--- Start ---

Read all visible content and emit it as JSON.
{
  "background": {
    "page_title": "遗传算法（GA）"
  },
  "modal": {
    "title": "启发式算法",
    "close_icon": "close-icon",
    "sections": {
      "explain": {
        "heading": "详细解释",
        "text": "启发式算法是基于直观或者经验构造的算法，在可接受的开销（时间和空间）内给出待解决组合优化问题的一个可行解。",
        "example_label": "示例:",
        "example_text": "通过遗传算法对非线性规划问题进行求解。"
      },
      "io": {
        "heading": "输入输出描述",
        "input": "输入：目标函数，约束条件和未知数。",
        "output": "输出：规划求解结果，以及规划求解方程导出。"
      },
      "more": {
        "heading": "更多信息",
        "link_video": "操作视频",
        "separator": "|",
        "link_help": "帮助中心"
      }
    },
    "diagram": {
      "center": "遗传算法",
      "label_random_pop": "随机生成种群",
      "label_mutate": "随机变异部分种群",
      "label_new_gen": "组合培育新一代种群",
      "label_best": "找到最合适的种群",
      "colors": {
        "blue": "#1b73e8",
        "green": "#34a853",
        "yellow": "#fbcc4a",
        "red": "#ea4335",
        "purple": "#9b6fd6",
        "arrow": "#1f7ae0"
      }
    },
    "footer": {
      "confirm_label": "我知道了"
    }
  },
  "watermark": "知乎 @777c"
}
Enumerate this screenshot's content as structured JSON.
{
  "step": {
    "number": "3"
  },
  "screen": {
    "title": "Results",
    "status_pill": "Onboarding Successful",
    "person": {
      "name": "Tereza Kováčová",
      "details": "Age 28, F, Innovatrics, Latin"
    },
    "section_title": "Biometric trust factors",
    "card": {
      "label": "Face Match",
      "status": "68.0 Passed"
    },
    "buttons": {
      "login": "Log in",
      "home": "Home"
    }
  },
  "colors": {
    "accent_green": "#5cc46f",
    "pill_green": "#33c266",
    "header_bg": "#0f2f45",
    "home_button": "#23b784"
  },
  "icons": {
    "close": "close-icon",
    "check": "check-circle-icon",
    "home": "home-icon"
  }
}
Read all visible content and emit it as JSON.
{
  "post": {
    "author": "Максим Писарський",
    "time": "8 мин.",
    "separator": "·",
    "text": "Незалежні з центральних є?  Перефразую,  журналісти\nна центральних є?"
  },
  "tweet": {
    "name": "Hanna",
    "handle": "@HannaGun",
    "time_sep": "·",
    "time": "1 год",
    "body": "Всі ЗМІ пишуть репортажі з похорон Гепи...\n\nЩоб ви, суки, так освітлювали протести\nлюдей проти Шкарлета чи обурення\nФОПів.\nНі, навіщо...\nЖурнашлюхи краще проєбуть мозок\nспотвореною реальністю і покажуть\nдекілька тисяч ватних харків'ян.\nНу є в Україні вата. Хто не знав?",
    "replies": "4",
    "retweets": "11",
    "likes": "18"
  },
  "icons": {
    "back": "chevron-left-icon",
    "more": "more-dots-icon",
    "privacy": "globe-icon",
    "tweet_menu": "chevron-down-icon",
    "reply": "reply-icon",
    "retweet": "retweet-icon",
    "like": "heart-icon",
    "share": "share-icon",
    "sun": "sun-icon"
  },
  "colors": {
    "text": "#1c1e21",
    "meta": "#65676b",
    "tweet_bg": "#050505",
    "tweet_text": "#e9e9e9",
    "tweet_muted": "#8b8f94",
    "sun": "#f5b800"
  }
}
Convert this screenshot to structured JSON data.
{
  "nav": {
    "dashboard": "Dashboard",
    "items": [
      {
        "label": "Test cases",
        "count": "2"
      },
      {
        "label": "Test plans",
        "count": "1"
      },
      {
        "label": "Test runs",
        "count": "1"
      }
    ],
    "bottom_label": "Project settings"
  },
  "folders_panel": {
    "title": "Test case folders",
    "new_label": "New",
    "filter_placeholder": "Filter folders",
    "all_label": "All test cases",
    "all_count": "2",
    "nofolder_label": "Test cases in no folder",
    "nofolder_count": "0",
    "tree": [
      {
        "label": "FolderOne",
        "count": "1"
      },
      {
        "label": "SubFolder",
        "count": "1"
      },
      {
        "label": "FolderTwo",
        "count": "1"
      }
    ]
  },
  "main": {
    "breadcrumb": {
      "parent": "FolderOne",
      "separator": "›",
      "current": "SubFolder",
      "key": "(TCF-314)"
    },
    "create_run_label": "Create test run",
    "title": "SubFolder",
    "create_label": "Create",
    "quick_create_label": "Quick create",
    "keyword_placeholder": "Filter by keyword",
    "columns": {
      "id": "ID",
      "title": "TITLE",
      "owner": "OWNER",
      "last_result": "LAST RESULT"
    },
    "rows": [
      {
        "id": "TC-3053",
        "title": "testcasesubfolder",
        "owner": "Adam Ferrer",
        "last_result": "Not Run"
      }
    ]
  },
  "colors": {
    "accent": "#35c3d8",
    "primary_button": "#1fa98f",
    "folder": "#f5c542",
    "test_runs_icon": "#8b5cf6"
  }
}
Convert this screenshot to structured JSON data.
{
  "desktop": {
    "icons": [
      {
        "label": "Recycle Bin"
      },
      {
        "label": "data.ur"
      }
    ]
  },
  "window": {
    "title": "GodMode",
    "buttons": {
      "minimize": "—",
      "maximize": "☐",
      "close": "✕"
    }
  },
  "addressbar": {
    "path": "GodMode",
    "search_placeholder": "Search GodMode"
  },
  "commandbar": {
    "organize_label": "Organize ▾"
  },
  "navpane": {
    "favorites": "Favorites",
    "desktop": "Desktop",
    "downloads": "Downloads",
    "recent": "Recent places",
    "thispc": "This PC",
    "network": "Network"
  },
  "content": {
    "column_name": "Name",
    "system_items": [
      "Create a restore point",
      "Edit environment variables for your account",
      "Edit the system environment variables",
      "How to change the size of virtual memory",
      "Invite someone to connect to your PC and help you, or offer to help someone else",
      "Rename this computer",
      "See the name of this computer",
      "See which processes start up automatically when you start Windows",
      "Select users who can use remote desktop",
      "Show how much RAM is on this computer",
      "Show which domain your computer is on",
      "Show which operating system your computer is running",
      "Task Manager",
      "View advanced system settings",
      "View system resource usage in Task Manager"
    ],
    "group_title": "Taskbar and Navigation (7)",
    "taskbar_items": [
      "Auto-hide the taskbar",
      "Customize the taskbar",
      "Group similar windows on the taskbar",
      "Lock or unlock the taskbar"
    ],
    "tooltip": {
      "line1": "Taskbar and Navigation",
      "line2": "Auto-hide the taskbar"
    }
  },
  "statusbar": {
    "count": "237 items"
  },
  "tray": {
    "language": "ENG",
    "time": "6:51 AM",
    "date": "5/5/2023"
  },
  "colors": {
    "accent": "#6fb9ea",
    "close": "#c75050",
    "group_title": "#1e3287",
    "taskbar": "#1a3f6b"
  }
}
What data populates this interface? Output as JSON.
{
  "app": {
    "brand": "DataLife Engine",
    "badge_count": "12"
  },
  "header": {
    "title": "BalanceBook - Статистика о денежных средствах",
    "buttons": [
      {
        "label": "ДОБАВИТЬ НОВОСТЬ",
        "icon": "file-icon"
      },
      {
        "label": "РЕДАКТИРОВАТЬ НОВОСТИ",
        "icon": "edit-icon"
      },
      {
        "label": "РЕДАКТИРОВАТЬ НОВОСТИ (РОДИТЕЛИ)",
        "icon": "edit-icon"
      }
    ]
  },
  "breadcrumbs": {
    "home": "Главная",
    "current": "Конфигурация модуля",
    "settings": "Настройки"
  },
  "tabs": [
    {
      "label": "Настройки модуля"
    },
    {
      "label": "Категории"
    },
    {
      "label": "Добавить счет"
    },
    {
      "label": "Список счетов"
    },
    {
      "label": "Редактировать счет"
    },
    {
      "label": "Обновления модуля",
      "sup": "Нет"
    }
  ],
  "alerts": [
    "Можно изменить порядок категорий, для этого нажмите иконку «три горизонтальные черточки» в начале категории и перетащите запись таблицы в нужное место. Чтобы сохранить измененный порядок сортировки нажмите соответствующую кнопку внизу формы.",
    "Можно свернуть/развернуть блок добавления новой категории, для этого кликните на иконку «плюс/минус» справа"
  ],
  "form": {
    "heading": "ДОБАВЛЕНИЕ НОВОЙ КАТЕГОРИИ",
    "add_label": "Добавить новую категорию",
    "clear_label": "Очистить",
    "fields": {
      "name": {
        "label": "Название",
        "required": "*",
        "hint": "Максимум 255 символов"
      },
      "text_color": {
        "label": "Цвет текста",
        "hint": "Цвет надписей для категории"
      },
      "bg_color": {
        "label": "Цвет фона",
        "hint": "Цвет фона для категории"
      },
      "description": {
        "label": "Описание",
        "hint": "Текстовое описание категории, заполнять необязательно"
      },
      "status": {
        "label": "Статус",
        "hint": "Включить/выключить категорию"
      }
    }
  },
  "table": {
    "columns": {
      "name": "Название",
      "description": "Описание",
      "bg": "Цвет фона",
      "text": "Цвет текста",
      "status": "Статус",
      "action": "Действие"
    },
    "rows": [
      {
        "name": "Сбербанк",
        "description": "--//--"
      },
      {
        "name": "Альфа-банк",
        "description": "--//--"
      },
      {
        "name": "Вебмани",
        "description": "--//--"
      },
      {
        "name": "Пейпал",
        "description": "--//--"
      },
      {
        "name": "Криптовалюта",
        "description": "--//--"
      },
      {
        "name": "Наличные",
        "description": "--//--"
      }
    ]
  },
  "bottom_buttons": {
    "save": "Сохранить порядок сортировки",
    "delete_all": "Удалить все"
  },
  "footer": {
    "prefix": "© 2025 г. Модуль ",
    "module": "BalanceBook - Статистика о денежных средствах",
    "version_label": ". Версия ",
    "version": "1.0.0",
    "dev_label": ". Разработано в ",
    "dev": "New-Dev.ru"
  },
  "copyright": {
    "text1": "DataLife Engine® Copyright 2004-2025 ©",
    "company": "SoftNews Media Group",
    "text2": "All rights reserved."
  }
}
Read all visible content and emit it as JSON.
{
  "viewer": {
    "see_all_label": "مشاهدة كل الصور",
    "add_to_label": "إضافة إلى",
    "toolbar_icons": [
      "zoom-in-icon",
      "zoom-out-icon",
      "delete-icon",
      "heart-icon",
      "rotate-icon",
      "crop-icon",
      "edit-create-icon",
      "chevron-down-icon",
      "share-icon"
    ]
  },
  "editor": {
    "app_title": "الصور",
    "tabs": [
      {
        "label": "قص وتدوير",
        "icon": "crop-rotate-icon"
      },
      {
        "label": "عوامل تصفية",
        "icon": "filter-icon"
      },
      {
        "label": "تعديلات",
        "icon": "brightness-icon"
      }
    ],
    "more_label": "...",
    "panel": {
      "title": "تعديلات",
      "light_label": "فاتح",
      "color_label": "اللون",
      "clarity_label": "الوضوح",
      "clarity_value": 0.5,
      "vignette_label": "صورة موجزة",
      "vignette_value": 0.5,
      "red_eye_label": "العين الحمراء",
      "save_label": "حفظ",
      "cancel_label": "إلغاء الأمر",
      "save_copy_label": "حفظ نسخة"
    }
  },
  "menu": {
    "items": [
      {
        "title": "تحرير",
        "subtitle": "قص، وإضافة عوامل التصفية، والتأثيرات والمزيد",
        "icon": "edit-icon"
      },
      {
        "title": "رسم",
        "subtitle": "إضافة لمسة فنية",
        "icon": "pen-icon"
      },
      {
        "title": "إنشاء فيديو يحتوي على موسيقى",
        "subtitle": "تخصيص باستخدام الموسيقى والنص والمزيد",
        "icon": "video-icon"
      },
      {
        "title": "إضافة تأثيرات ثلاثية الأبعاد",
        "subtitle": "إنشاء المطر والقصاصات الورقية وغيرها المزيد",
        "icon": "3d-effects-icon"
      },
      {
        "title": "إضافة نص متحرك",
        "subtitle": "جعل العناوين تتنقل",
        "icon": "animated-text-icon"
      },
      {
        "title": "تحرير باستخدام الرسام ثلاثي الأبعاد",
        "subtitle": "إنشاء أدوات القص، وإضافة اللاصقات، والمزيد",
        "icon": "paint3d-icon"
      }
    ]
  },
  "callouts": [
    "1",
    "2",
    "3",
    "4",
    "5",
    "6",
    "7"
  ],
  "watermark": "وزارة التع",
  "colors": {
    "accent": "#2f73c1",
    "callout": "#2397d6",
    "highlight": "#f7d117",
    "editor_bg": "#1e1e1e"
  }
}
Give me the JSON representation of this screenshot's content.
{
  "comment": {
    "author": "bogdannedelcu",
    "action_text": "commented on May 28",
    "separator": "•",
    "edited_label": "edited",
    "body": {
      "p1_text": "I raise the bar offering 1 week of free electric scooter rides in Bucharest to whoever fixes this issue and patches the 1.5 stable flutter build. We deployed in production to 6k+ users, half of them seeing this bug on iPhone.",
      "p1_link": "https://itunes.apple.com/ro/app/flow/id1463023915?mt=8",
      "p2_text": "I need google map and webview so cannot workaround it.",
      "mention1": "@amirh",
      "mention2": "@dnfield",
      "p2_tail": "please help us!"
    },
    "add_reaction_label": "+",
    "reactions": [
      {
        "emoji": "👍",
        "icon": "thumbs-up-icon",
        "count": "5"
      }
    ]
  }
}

--- End ---

# Requirements
Scan the records above for the string "Show", then select every line that holds it.

# Reply
      "Show how much RAM is on this computer",
      "Show which domain your computer is on",
      "Show which operating system your computer is running",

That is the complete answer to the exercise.